**Instructions to follow:**
What is the number of lines in the entries below that include the word "your"? Provide the number only.

+---+

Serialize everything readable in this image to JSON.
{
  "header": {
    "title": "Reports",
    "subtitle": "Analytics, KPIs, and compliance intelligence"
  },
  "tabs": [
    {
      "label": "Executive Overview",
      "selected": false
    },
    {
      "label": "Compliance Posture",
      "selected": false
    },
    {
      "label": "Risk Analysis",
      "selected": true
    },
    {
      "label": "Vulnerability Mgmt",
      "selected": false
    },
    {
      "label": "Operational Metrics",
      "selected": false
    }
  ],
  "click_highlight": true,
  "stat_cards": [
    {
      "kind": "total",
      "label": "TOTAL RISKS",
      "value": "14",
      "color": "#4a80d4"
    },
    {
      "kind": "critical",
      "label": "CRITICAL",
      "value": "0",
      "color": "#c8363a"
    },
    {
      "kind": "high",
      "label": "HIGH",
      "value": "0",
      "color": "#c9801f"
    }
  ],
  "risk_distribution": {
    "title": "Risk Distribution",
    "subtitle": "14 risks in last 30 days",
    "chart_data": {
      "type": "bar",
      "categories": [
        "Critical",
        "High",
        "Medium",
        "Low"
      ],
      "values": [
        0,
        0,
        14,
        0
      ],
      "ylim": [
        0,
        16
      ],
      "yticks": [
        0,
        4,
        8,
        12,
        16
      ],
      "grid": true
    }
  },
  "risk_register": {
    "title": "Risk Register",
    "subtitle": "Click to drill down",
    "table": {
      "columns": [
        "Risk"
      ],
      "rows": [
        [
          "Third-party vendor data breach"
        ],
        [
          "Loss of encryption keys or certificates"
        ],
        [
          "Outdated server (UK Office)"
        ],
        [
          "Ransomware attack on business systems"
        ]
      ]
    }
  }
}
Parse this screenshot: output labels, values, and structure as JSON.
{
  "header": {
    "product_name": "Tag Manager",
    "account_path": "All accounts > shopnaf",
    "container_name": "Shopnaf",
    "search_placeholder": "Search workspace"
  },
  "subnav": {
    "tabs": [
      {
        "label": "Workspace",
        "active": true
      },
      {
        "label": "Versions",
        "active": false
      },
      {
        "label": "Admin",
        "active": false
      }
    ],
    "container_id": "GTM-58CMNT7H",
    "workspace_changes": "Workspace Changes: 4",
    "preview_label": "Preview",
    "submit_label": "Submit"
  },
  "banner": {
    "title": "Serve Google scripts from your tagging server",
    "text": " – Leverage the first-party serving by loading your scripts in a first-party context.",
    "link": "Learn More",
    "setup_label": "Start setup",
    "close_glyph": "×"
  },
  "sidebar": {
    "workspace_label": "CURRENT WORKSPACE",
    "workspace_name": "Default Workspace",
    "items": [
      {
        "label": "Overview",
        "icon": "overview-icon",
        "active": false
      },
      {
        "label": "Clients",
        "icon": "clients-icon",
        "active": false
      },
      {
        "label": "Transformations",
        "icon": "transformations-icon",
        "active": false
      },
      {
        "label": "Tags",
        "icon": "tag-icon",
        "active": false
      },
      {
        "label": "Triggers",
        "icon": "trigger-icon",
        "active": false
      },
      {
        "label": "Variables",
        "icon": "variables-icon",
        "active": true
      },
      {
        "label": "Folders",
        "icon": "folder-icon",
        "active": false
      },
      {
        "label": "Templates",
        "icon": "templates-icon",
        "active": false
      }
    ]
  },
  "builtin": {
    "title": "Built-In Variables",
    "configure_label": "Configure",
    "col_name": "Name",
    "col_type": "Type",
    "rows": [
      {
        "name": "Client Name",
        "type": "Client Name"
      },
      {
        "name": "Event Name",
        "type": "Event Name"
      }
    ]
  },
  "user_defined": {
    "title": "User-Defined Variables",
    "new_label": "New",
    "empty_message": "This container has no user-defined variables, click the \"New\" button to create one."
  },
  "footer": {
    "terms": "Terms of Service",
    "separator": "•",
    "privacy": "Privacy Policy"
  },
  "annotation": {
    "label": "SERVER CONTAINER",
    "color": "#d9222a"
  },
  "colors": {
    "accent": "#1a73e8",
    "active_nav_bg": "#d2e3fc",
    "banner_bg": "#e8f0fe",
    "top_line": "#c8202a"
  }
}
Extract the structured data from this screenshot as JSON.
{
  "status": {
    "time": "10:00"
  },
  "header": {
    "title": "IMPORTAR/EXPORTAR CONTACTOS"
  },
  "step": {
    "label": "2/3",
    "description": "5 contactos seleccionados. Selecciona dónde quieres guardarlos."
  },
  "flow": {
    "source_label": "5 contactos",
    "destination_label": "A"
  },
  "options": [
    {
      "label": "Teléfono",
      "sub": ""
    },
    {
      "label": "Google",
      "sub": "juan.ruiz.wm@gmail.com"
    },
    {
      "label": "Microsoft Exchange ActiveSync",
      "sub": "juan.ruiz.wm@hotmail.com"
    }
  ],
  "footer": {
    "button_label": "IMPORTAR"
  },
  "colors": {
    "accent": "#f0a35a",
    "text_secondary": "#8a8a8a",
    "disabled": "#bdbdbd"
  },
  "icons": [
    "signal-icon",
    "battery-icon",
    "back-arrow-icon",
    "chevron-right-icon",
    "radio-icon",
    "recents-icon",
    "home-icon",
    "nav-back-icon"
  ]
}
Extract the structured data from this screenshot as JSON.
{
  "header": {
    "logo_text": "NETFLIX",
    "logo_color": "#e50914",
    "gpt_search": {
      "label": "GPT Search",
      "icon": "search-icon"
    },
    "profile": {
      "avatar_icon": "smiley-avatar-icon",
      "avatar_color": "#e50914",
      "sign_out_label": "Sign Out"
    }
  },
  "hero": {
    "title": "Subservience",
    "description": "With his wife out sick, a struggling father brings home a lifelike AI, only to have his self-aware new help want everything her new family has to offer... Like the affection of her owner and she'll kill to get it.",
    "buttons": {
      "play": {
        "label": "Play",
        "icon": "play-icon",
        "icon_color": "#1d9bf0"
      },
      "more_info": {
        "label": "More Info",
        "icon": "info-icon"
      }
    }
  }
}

+---+

**Answer for this exercise:**
2